WORK TO COMPLETE
Retype the material below. Keep every word exactly as it is.

INPUT ROWS

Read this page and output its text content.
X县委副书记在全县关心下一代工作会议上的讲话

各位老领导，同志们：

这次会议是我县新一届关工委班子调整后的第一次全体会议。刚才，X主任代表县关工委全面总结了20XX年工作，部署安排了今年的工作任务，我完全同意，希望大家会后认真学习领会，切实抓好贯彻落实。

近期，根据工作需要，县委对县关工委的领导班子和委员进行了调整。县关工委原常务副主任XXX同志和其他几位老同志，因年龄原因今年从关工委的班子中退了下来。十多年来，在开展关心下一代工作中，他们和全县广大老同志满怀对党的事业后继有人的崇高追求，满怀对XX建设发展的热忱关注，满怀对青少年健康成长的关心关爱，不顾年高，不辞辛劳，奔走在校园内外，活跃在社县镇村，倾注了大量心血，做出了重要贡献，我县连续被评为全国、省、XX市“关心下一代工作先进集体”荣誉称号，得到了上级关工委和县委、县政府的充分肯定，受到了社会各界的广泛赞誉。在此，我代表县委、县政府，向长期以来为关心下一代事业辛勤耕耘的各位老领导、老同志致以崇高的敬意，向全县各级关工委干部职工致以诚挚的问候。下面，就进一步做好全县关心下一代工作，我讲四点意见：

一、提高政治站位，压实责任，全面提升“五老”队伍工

CORRECT RESPONSE
Read this page and output its text content.
X县委副书记在全县关心下一代工作会议上的讲话

各位老领导，同志们：

这次会议是我县新一届关工委班子调整后的第一次全体会议。刚才，X主任代表县关工委全面总结了20XX年工作，部署安排了今年的工作任务，我完全同意，希望大家会后认真学习领会，切实抓好贯彻落实。

近期，根据工作需要，县委对县关工委的领导班子和委员进行了调整。县关工委原常务副主任XXX同志和其他几位老同志，因年龄原因今年从关工委的班子中退了下来。十多年来，在开展关心下一代工作中，他们和全县广大老同志满怀对党的事业后继有人的崇高追求，满怀对XX建设发展的热忱关注，满怀对青少年健康成长的关心关爱，不顾年高，不辞辛劳，奔走在校园内外，活跃在社县镇村，倾注了大量心血，做出了重要贡献，我县连续被评为全国、省、XX市“关心下一代工作先进集体”荣誉称号，得到了上级关工委和县委、县政府的充分肯定，受到了社会各界的广泛赞誉。在此，我代表县委、县政府，向长期以来为关心下一代事业辛勤耕耘的各位老领导、老同志致以崇高的敬意，向全县各级关工委干部职工致以诚挚的问候。下面，就进一步做好全县关心下一代工作，我讲四点意见：

一、提高政治站位，压实责任，全面提升“五老”队伍工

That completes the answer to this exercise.